**Data shown:**
Start
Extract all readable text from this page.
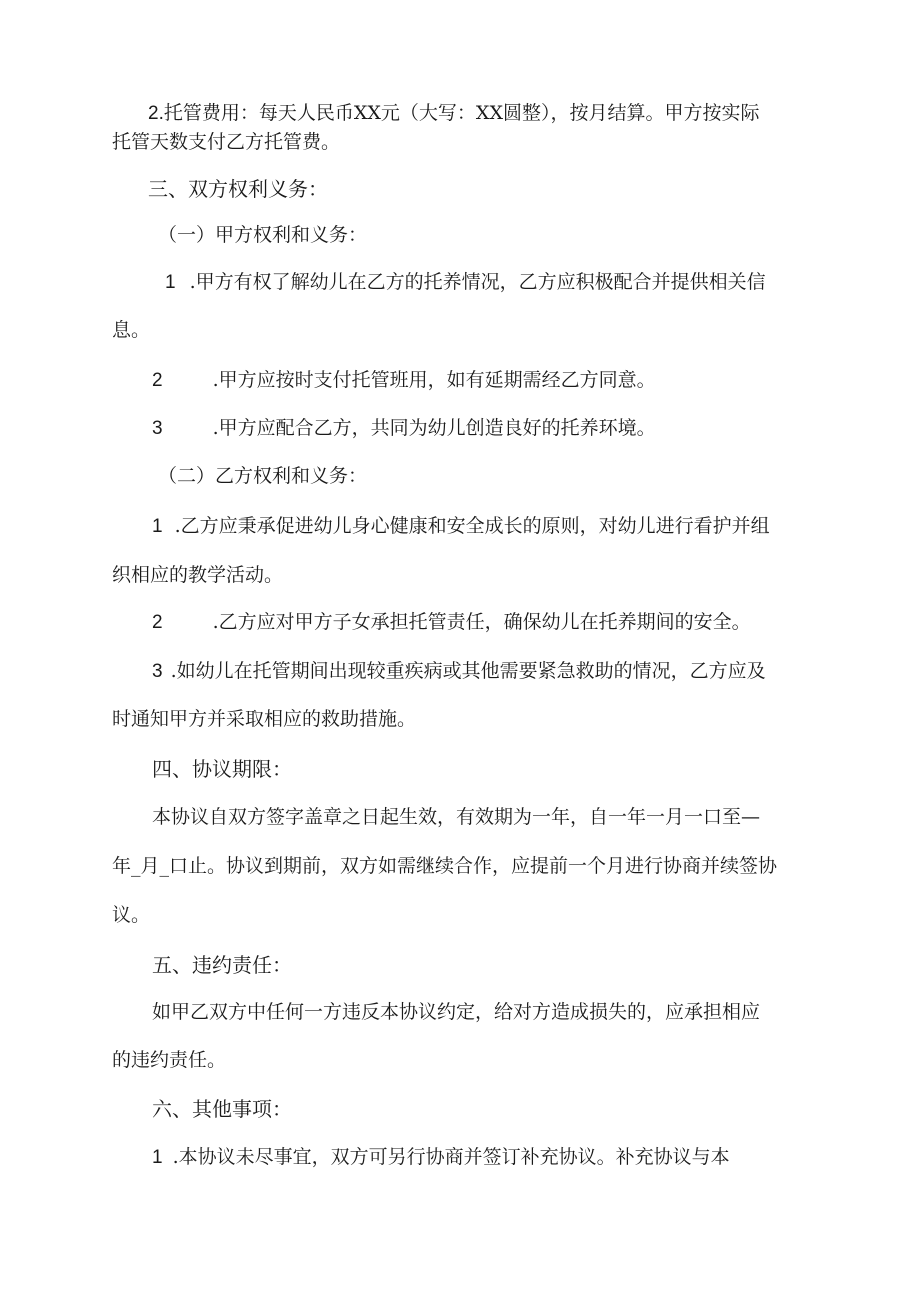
2.托管费用：每天人民币XX元（大写：XX圆整），按月结算。甲方按实际
托管天数支付乙方托管费。
三、双方权利义务：
（一）甲方权利和义务：
1 .甲方有权了解幼儿在乙方的托养情况，乙方应积极配合并提供相关信
息。
2	.甲方应按时支付托管班用，如有延期需经乙方同意。
3	.甲方应配合乙方，共同为幼儿创造良好的托养环境。
（二）乙方权利和义务：
1 .乙方应秉承促进幼儿身心健康和安全成长的原则，对幼儿进行看护并组
织相应的教学活动。
2	.乙方应对甲方子女承担托管责任，确保幼儿在托养期间的安全。
3 .如幼儿在托管期间出现较重疾病或其他需要紧急救助的情况，乙方应及
时通知甲方并采取相应的救助措施。
四、协议期限：
本协议自双方签字盖章之日起生效，有效期为一年，自一年一月一口至—
年_月_口止。协议到期前，双方如需继续合作，应提前一个月进行协商并续签协
议。
五、违约责任：
如甲乙双方中任何一方违反本协议约定，给对方造成损失的，应承担相应
的违约责任。
六、其他事项：
1 .本协议未尽事宜，双方可另行协商并签订补充协议。补充协议与本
End
**Exercise requirements:**
Write out the whole listing exactly, and drop the pictures.

**Written answer:**
Extract all readable text from this page.
2.托管费用：每天人民币XX元（大写：XX圆整），按月结算。甲方按实际
托管天数支付乙方托管费。
三、双方权利义务：
（一）甲方权利和义务：
1 .甲方有权了解幼儿在乙方的托养情况，乙方应积极配合并提供相关信
息。
2	.甲方应按时支付托管班用，如有延期需经乙方同意。
3	.甲方应配合乙方，共同为幼儿创造良好的托养环境。
（二）乙方权利和义务：
1 .乙方应秉承促进幼儿身心健康和安全成长的原则，对幼儿进行看护并组
织相应的教学活动。
2	.乙方应对甲方子女承担托管责任，确保幼儿在托养期间的安全。
3 .如幼儿在托管期间出现较重疾病或其他需要紧急救助的情况，乙方应及
时通知甲方并采取相应的救助措施。
四、协议期限：
本协议自双方签字盖章之日起生效，有效期为一年，自一年一月一口至—
年_月_口止。协议到期前，双方如需继续合作，应提前一个月进行协商并续签协
议。
五、违约责任：
如甲乙双方中任何一方违反本协议约定，给对方造成损失的，应承担相应
的违约责任。
六、其他事项：
1 .本协议未尽事宜，双方可另行协商并签订补充协议。补充协议与本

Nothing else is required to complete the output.